Make an exact copy of the lines below.

*****

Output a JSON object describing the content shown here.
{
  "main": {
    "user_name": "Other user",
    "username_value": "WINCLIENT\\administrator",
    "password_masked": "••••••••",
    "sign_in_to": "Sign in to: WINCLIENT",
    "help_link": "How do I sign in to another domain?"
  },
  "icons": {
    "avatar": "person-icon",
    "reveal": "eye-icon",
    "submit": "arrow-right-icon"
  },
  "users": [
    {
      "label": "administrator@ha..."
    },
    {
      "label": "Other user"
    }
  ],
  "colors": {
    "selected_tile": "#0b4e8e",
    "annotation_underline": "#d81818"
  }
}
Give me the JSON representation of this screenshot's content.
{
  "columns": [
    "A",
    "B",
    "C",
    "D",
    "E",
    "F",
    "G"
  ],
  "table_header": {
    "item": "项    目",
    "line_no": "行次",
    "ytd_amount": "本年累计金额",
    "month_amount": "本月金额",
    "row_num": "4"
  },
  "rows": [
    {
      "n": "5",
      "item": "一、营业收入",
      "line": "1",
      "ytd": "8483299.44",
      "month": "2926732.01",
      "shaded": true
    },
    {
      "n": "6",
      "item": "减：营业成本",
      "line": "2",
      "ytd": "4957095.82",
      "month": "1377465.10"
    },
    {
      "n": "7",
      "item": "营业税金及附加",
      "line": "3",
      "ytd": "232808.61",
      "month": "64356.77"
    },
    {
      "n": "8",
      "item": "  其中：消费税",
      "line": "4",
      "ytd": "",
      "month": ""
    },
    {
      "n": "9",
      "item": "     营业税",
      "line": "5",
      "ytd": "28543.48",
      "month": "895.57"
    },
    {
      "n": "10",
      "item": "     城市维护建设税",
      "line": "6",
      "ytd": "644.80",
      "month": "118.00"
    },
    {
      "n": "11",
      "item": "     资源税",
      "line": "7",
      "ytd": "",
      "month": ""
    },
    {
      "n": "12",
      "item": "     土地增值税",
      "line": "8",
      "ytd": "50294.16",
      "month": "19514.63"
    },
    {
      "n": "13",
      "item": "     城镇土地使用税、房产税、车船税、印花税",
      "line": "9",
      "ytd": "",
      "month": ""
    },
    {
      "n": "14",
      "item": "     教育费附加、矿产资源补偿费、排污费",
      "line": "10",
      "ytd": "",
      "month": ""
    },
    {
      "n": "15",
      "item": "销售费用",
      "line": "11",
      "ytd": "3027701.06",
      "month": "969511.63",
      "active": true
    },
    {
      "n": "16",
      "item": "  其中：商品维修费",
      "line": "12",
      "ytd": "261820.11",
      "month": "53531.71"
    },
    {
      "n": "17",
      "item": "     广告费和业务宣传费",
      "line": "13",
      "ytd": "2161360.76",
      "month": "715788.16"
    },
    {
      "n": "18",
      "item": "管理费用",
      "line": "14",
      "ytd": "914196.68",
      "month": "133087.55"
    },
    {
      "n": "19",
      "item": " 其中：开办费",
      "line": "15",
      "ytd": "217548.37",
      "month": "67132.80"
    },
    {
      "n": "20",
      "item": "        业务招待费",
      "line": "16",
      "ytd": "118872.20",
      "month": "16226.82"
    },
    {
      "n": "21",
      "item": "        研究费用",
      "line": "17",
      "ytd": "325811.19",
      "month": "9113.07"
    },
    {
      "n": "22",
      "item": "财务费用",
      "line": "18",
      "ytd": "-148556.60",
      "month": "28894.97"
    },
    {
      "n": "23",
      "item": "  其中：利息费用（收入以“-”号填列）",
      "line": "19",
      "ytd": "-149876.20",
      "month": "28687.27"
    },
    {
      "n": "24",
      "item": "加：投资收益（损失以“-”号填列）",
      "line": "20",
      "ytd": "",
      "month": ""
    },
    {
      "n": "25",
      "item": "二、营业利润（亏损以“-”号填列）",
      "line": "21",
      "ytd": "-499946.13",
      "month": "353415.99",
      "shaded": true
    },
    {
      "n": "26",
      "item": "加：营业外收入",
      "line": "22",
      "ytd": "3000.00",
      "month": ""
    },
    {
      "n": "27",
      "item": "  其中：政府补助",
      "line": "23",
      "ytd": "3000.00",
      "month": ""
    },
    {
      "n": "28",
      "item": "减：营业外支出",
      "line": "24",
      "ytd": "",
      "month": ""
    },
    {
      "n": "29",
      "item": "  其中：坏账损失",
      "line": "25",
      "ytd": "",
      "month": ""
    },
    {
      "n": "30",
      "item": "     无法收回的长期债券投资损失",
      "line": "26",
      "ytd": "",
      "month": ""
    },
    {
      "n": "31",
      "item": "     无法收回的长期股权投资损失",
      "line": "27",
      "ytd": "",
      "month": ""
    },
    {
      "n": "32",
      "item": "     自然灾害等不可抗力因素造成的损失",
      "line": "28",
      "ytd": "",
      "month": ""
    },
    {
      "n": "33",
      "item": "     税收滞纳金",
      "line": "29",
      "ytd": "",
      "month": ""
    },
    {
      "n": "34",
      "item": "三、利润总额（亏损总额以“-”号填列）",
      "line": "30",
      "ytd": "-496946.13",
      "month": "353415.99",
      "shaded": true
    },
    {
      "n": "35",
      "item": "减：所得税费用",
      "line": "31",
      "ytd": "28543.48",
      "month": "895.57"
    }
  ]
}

*****

EXERCISE ANSWER →
Output a JSON object describing the content shown here.
{
  "main": {
    "user_name": "Other user",
    "username_value": "WINCLIENT\\administrator",
    "password_masked": "••••••••",
    "sign_in_to": "Sign in to: WINCLIENT",
    "help_link": "How do I sign in to another domain?"
  },
  "icons": {
    "avatar": "person-icon",
    "reveal": "eye-icon",
    "submit": "arrow-right-icon"
  },
  "users": [
    {
      "label": "administrator@ha..."
    },
    {
      "label": "Other user"
    }
  ],
  "colors": {
    "selected_tile": "#0b4e8e",
    "annotation_underline": "#d81818"
  }
}
Give me the JSON representation of this screenshot's content.
{
  "columns": [
    "A",
    "B",
    "C",
    "D",
    "E",
    "F",
    "G"
  ],
  "table_header": {
    "item": "项    目",
    "line_no": "行次",
    "ytd_amount": "本年累计金额",
    "month_amount": "本月金额",
    "row_num": "4"
  },
  "rows": [
    {
      "n": "5",
      "item": "一、营业收入",
      "line": "1",
      "ytd": "8483299.44",
      "month": "2926732.01",
      "shaded": true
    },
    {
      "n": "6",
      "item": "减：营业成本",
      "line": "2",
      "ytd": "4957095.82",
      "month": "1377465.10"
    },
    {
      "n": "7",
      "item": "营业税金及附加",
      "line": "3",
      "ytd": "232808.61",
      "month": "64356.77"
    },
    {
      "n": "8",
      "item": "  其中：消费税",
      "line": "4",
      "ytd": "",
      "month": ""
    },
    {
      "n": "9",
      "item": "     营业税",
      "line": "5",
      "ytd": "28543.48",
      "month": "895.57"
    },
    {
      "n": "10",
      "item": "     城市维护建设税",
      "line": "6",
      "ytd": "644.80",
      "month": "118.00"
    },
    {
      "n": "11",
      "item": "     资源税",
      "line": "7",
      "ytd": "",
      "month": ""
    },
    {
      "n": "12",
      "item": "     土地增值税",
      "line": "8",
      "ytd": "50294.16",
      "month": "19514.63"
    },
    {
      "n": "13",
      "item": "     城镇土地使用税、房产税、车船税、印花税",
      "line": "9",
      "ytd": "",
      "month": ""
    },
    {
      "n": "14",
      "item": "     教育费附加、矿产资源补偿费、排污费",
      "line": "10",
      "ytd": "",
      "month": ""
    },
    {
      "n": "15",
      "item": "销售费用",
      "line": "11",
      "ytd": "3027701.06",
      "month": "969511.63",
      "active": true
    },
    {
      "n": "16",
      "item": "  其中：商品维修费",
      "line": "12",
      "ytd": "261820.11",
      "month": "53531.71"
    },
    {
      "n": "17",
      "item": "     广告费和业务宣传费",
      "line": "13",
      "ytd": "2161360.76",
      "month": "715788.16"
    },
    {
      "n": "18",
      "item": "管理费用",
      "line": "14",
      "ytd": "914196.68",
      "month": "133087.55"
    },
    {
      "n": "19",
      "item": " 其中：开办费",
      "line": "15",
      "ytd": "217548.37",
      "month": "67132.80"
    },
    {
      "n": "20",
      "item": "        业务招待费",
      "line": "16",
      "ytd": "118872.20",
      "month": "16226.82"
    },
    {
      "n": "21",
      "item": "        研究费用",
      "line": "17",
      "ytd": "325811.19",
      "month": "9113.07"
    },
    {
      "n": "22",
      "item": "财务费用",
      "line": "18",
      "ytd": "-148556.60",
      "month": "28894.97"
    },
    {
      "n": "23",
      "item": "  其中：利息费用（收入以“-”号填列）",
      "line": "19",
      "ytd": "-149876.20",
      "month": "28687.27"
    },
    {
      "n": "24",
      "item": "加：投资收益（损失以“-”号填列）",
      "line": "20",
      "ytd": "",
      "month": ""
    },
    {
      "n": "25",
      "item": "二、营业利润（亏损以“-”号填列）",
      "line": "21",
      "ytd": "-499946.13",
      "month": "353415.99",
      "shaded": true
    },
    {
      "n": "26",
      "item": "加：营业外收入",
      "line": "22",
      "ytd": "3000.00",
      "month": ""
    },
    {
      "n": "27",
      "item": "  其中：政府补助",
      "line": "23",
      "ytd": "3000.00",
      "month": ""
    },
    {
      "n": "28",
      "item": "减：营业外支出",
      "line": "24",
      "ytd": "",
      "month": ""
    },
    {
      "n": "29",
      "item": "  其中：坏账损失",
      "line": "25",
      "ytd": "",
      "month": ""
    },
    {
      "n": "30",
      "item": "     无法收回的长期债券投资损失",
      "line": "26",
      "ytd": "",
      "month": ""
    },
    {
      "n": "31",
      "item": "     无法收回的长期股权投资损失",
      "line": "27",
      "ytd": "",
      "month": ""
    },
    {
      "n": "32",
      "item": "     自然灾害等不可抗力因素造成的损失",
      "line": "28",
      "ytd": "",
      "month": ""
    },
    {
      "n": "33",
      "item": "     税收滞纳金",
      "line": "29",
      "ytd": "",
      "month": ""
    },
    {
      "n": "34",
      "item": "三、利润总额（亏损总额以“-”号填列）",
      "line": "30",
      "ytd": "-496946.13",
      "month": "353415.99",
      "shaded": true
    },
    {
      "n": "35",
      "item": "减：所得税费用",
      "line": "31",
      "ytd": "28543.48",
      "month": "895.57"
    }
  ]
}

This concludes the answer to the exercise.